▶ _Set task_
Find all lines in the listing that include the word "JSON", then copy them.

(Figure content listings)
+--

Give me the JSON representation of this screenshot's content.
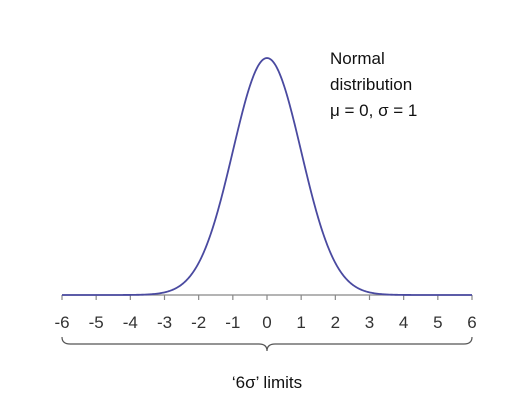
{
  "chart_data": {
    "type": "line",
    "distribution": "normal",
    "mean": 0,
    "sd": 1,
    "xlim": [
      -6,
      6
    ],
    "ylim": [
      0,
      0.4
    ],
    "x_ticks": [
      "-6",
      "-5",
      "-4",
      "-3",
      "-2",
      "-1",
      "0",
      "1",
      "2",
      "3",
      "4",
      "5",
      "6"
    ],
    "grid": false,
    "line_color": "#4a4aa0",
    "annotation": {
      "lines": [
        "Normal",
        "distribution",
        "μ = 0, σ = 1"
      ]
    },
    "brace": {
      "from": -6,
      "to": 6,
      "label": "‘6σ’ limits"
    }
  }
}
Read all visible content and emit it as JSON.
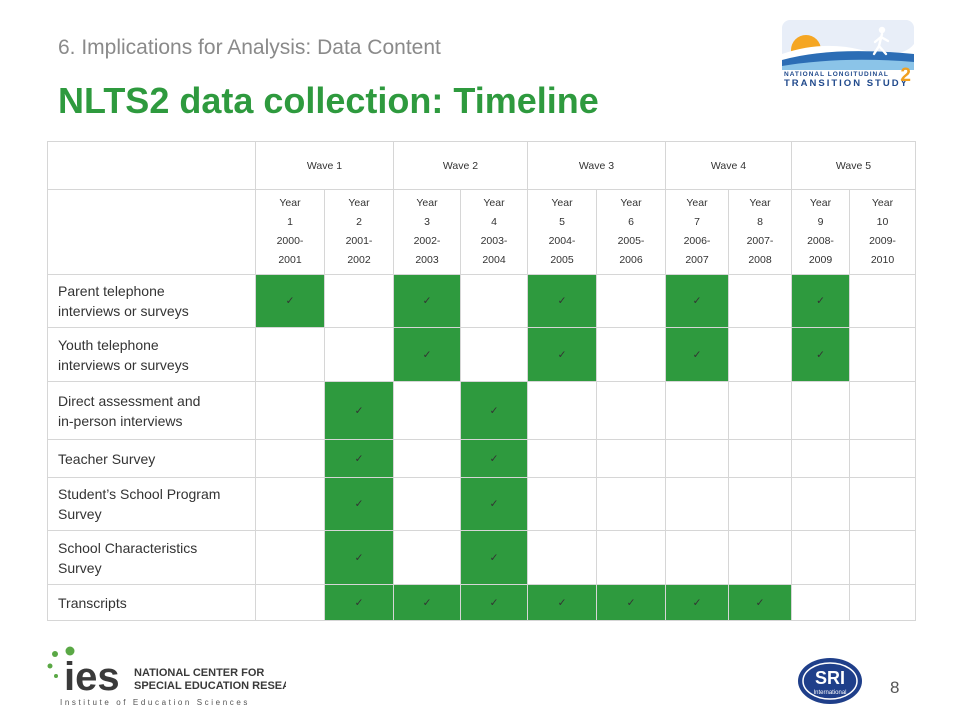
{
  "header": {
    "subtitle": "6. Implications for Analysis: Data Content",
    "title": "NLTS2 data collection: Timeline"
  },
  "logos": {
    "nlts": {
      "line1": "NATIONAL LONGITUDINAL",
      "line2": "TRANSITION STUDY",
      "num": "2"
    },
    "ies": {
      "mark": "ies",
      "line1": "NATIONAL CENTER FOR",
      "line2": "SPECIAL EDUCATION RESEARCH",
      "line3": "Institute of Education Sciences"
    },
    "sri": {
      "mark": "SRI",
      "sub": "International"
    }
  },
  "table": {
    "waves": [
      "Wave 1",
      "Wave 2",
      "Wave 3",
      "Wave 4",
      "Wave 5"
    ],
    "years": [
      {
        "label": "Year",
        "num": "1",
        "range1": "2000-",
        "range2": "2001"
      },
      {
        "label": "Year",
        "num": "2",
        "range1": "2001-",
        "range2": "2002"
      },
      {
        "label": "Year",
        "num": "3",
        "range1": "2002-",
        "range2": "2003"
      },
      {
        "label": "Year",
        "num": "4",
        "range1": "2003-",
        "range2": "2004"
      },
      {
        "label": "Year",
        "num": "5",
        "range1": "2004-",
        "range2": "2005"
      },
      {
        "label": "Year",
        "num": "6",
        "range1": "2005-",
        "range2": "2006"
      },
      {
        "label": "Year",
        "num": "7",
        "range1": "2006-",
        "range2": "2007"
      },
      {
        "label": "Year",
        "num": "8",
        "range1": "2007-",
        "range2": "2008"
      },
      {
        "label": "Year",
        "num": "9",
        "range1": "2008-",
        "range2": "2009"
      },
      {
        "label": "Year",
        "num": "10",
        "range1": "2009-",
        "range2": "2010"
      }
    ],
    "check_symbol": "✓",
    "rows": [
      {
        "label_1": "Parent telephone",
        "label_2": "interviews or surveys",
        "checks": [
          1,
          0,
          1,
          0,
          1,
          0,
          1,
          0,
          1,
          0
        ]
      },
      {
        "label_1": "Youth telephone",
        "label_2": "interviews or surveys",
        "checks": [
          0,
          0,
          1,
          0,
          1,
          0,
          1,
          0,
          1,
          0
        ]
      },
      {
        "label_1": "Direct assessment and",
        "label_2": "in-person interviews",
        "checks": [
          0,
          1,
          0,
          1,
          0,
          0,
          0,
          0,
          0,
          0
        ]
      },
      {
        "label_1": "Teacher Survey",
        "label_2": "",
        "checks": [
          0,
          1,
          0,
          1,
          0,
          0,
          0,
          0,
          0,
          0
        ]
      },
      {
        "label_1": "Student’s School Program",
        "label_2": "Survey",
        "checks": [
          0,
          1,
          0,
          1,
          0,
          0,
          0,
          0,
          0,
          0
        ]
      },
      {
        "label_1": "School Characteristics",
        "label_2": "Survey",
        "checks": [
          0,
          1,
          0,
          1,
          0,
          0,
          0,
          0,
          0,
          0
        ]
      },
      {
        "label_1": "Transcripts",
        "label_2": "",
        "checks": [
          0,
          1,
          1,
          1,
          1,
          1,
          1,
          1,
          0,
          0
        ]
      }
    ]
  },
  "footer": {
    "page_number": "8"
  },
  "colors": {
    "accent_green": "#2e9a3e",
    "subtitle_gray": "#8a8a8a",
    "nlts_blue": "#214a8c",
    "ies_green": "#5aa845",
    "sri_blue": "#1f3f8a"
  }
}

+--

▶ _Answer to the exercise_
Give me the JSON representation of this screenshot's content.
Read all visible content and emit it as JSON.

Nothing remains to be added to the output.